Rows —

+ + +

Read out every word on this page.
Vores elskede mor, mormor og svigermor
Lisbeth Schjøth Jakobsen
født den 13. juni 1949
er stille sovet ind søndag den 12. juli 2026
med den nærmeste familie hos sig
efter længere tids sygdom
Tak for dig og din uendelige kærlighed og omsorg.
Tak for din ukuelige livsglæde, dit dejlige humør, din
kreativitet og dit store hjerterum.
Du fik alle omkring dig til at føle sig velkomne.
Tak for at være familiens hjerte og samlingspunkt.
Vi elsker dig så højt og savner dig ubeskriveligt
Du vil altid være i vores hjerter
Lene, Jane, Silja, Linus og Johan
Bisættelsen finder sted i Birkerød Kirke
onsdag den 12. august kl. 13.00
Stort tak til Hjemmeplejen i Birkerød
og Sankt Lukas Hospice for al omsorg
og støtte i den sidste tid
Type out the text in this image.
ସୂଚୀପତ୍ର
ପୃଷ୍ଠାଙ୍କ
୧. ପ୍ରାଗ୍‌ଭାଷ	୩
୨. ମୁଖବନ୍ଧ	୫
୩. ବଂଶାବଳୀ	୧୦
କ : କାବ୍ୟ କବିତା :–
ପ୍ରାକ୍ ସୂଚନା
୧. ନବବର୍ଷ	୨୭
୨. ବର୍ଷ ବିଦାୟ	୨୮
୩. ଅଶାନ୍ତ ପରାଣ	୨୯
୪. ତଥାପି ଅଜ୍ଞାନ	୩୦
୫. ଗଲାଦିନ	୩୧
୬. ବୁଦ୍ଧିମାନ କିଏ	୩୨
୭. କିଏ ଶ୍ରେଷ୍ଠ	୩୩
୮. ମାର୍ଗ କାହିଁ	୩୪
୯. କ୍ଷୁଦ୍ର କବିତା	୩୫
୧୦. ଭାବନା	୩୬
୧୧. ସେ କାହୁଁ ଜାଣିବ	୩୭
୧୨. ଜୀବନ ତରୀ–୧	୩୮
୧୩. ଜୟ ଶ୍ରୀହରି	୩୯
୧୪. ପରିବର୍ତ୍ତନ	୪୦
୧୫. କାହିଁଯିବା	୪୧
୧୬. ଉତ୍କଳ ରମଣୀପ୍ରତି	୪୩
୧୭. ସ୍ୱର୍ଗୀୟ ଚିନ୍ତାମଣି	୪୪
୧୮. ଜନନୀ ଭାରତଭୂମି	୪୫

+ + +

Reproduce the material in full, with no word added or dropped.

Read out every word on this page.
Vores elskede mor, mormor og svigermor
Lisbeth Schjøth Jakobsen
født den 13. juni 1949
er stille sovet ind søndag den 12. juli 2026
med den nærmeste familie hos sig
efter længere tids sygdom
Tak for dig og din uendelige kærlighed og omsorg.
Tak for din ukuelige livsglæde, dit dejlige humør, din
kreativitet og dit store hjerterum.
Du fik alle omkring dig til at føle sig velkomne.
Tak for at være familiens hjerte og samlingspunkt.
Vi elsker dig så højt og savner dig ubeskriveligt
Du vil altid være i vores hjerter
Lene, Jane, Silja, Linus og Johan
Bisættelsen finder sted i Birkerød Kirke
onsdag den 12. august kl. 13.00
Stort tak til Hjemmeplejen i Birkerød
og Sankt Lukas Hospice for al omsorg
og støtte i den sidste tid
Type out the text in this image.
ସୂଚୀପତ୍ର
ପୃଷ୍ଠାଙ୍କ
୧. ପ୍ରାଗ୍‌ଭାଷ	୩
୨. ମୁଖବନ୍ଧ	୫
୩. ବଂଶାବଳୀ	୧୦
କ : କାବ୍ୟ କବିତା :–
ପ୍ରାକ୍ ସୂଚନା
୧. ନବବର୍ଷ	୨୭
୨. ବର୍ଷ ବିଦାୟ	୨୮
୩. ଅଶାନ୍ତ ପରାଣ	୨୯
୪. ତଥାପି ଅଜ୍ଞାନ	୩୦
୫. ଗଲାଦିନ	୩୧
୬. ବୁଦ୍ଧିମାନ କିଏ	୩୨
୭. କିଏ ଶ୍ରେଷ୍ଠ	୩୩
୮. ମାର୍ଗ କାହିଁ	୩୪
୯. କ୍ଷୁଦ୍ର କବିତା	୩୫
୧୦. ଭାବନା	୩୬
୧୧. ସେ କାହୁଁ ଜାଣିବ	୩୭
୧୨. ଜୀବନ ତରୀ–୧	୩୮
୧୩. ଜୟ ଶ୍ରୀହରି	୩୯
୧୪. ପରିବର୍ତ୍ତନ	୪୦
୧୫. କାହିଁଯିବା	୪୧
୧୬. ଉତ୍କଳ ରମଣୀପ୍ରତି	୪୩
୧୭. ସ୍ୱର୍ଗୀୟ ଚିନ୍ତାମଣି	୪୪
୧୮. ଜନନୀ ଭାରତଭୂମି	୪୫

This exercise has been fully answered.